# Input data:
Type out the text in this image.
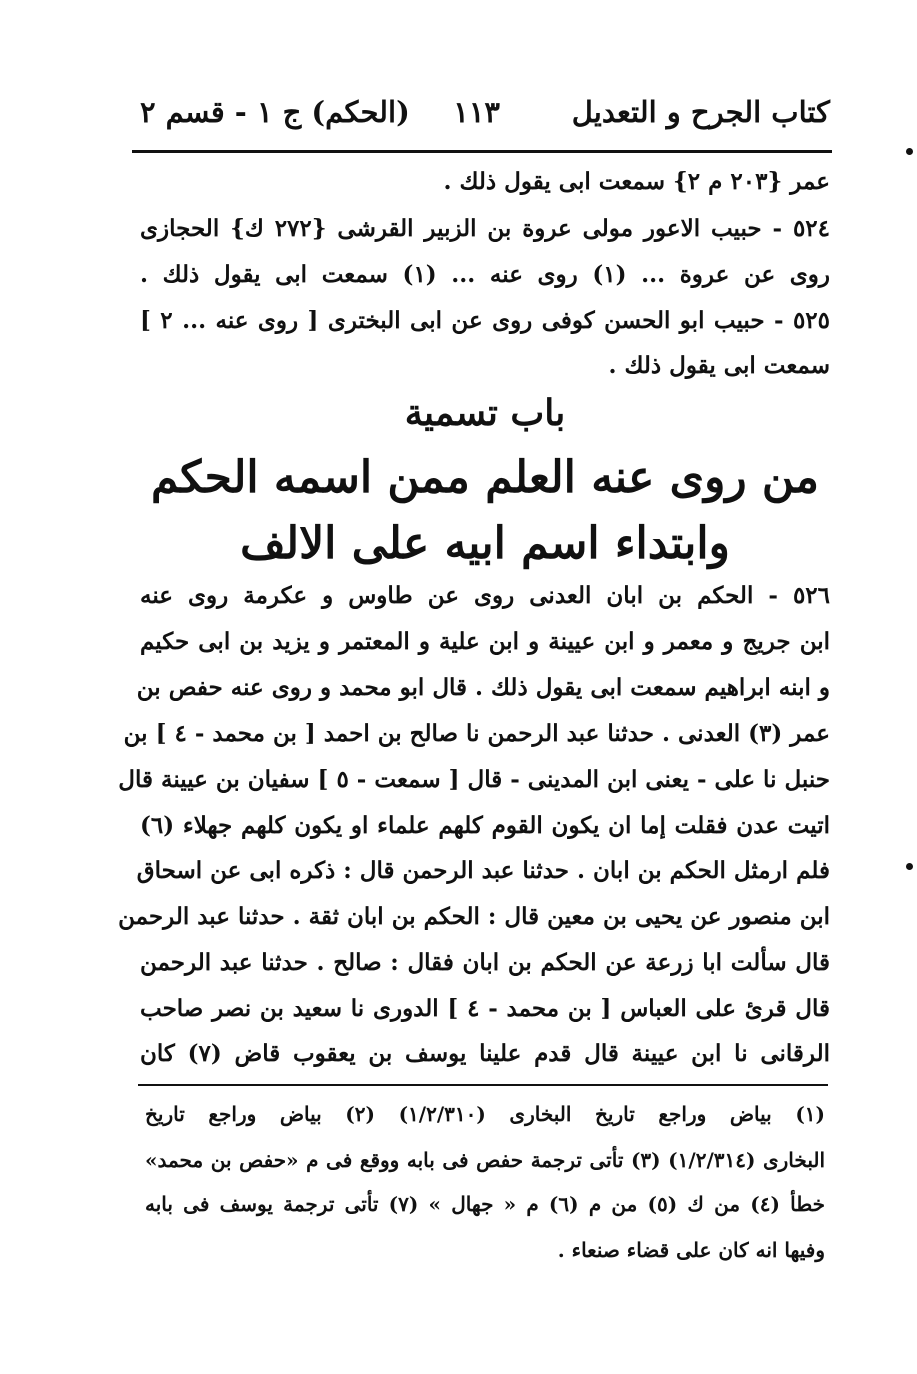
كتاب الجرح و التعديل
١١٣
(الحكم) ج ١ - قسم ٢
عمر {٢٠٣ م ٢} سمعت ابى يقول ذلك .
٥٢٤ - حبيب الاعور مولى عروة بن الزبير القرشى {٢٧٢ ك} الحجازى
روى عن عروة ... (١) روى عنه ... (١) سمعت ابى يقول ذلك .
٥٢٥ - حبيب ابو الحسن كوفى روى عن ابى البخترى [ روى عنه ... ٢ ]
سمعت ابى يقول ذلك .
باب تسمية
من روى عنه العلم ممن اسمه الحكم
وابتداء اسم ابيه على الالف
٥٢٦ - الحكم بن ابان العدنى روى عن طاوس و عكرمة روى عنه
ابن جريج و معمر و ابن عيينة و ابن علية و المعتمر و يزيد بن ابى حكيم
و ابنه ابراهيم سمعت ابى يقول ذلك . قال ابو محمد و روى عنه حفص بن
عمر (٣) العدنى . حدثنا عبد الرحمن نا صالح بن احمد [ بن محمد - ٤ ] بن
حنبل نا على - يعنى ابن المدينى - قال [ سمعت - ٥ ] سفيان بن عيينة قال
اتيت عدن فقلت إما ان يكون القوم كلهم علماء او يكون كلهم جهلاء (٦)
فلم ارمثل الحكم بن ابان . حدثنا عبد الرحمن قال : ذكره ابى عن اسحاق
ابن منصور عن يحيى بن معين قال : الحكم بن ابان ثقة . حدثنا عبد الرحمن
قال سألت ابا زرعة عن الحكم بن ابان فقال : صالح . حدثنا عبد الرحمن
قال قرئ على العباس [ بن محمد - ٤ ] الدورى نا سعيد بن نصر صاحب
الرقانى نا ابن عيينة قال قدم علينا يوسف بن يعقوب قاض (٧) كان
(١) بياض وراجع تاريخ البخارى (١/٢/٣١٠) (٢) بياض وراجع تاريخ
البخارى (١/٢/٣١٤) (٣) تأتى ترجمة حفص فى بابه ووقع فى م «حفص بن محمد»
خطأ (٤) من ك (٥) من م (٦) م « جهال » (٧) تأتى ترجمة يوسف فى بابه
وفيها انه كان على قضاء صنعاء .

# Problem requirements:
Leave out the pictures and give the rest of the records again exactly.

# Result below:
Type out the text in this image.
كتاب الجرح و التعديل
١١٣
(الحكم) ج ١ - قسم ٢
عمر {٢٠٣ م ٢} سمعت ابى يقول ذلك .
٥٢٤ - حبيب الاعور مولى عروة بن الزبير القرشى {٢٧٢ ك} الحجازى
روى عن عروة ... (١) روى عنه ... (١) سمعت ابى يقول ذلك .
٥٢٥ - حبيب ابو الحسن كوفى روى عن ابى البخترى [ روى عنه ... ٢ ]
سمعت ابى يقول ذلك .
باب تسمية
من روى عنه العلم ممن اسمه الحكم
وابتداء اسم ابيه على الالف
٥٢٦ - الحكم بن ابان العدنى روى عن طاوس و عكرمة روى عنه
ابن جريج و معمر و ابن عيينة و ابن علية و المعتمر و يزيد بن ابى حكيم
و ابنه ابراهيم سمعت ابى يقول ذلك . قال ابو محمد و روى عنه حفص بن
عمر (٣) العدنى . حدثنا عبد الرحمن نا صالح بن احمد [ بن محمد - ٤ ] بن
حنبل نا على - يعنى ابن المدينى - قال [ سمعت - ٥ ] سفيان بن عيينة قال
اتيت عدن فقلت إما ان يكون القوم كلهم علماء او يكون كلهم جهلاء (٦)
فلم ارمثل الحكم بن ابان . حدثنا عبد الرحمن قال : ذكره ابى عن اسحاق
ابن منصور عن يحيى بن معين قال : الحكم بن ابان ثقة . حدثنا عبد الرحمن
قال سألت ابا زرعة عن الحكم بن ابان فقال : صالح . حدثنا عبد الرحمن
قال قرئ على العباس [ بن محمد - ٤ ] الدورى نا سعيد بن نصر صاحب
الرقانى نا ابن عيينة قال قدم علينا يوسف بن يعقوب قاض (٧) كان
(١) بياض وراجع تاريخ البخارى (١/٢/٣١٠) (٢) بياض وراجع تاريخ
البخارى (١/٢/٣١٤) (٣) تأتى ترجمة حفص فى بابه ووقع فى م «حفص بن محمد»
خطأ (٤) من ك (٥) من م (٦) م « جهال » (٧) تأتى ترجمة يوسف فى بابه
وفيها انه كان على قضاء صنعاء .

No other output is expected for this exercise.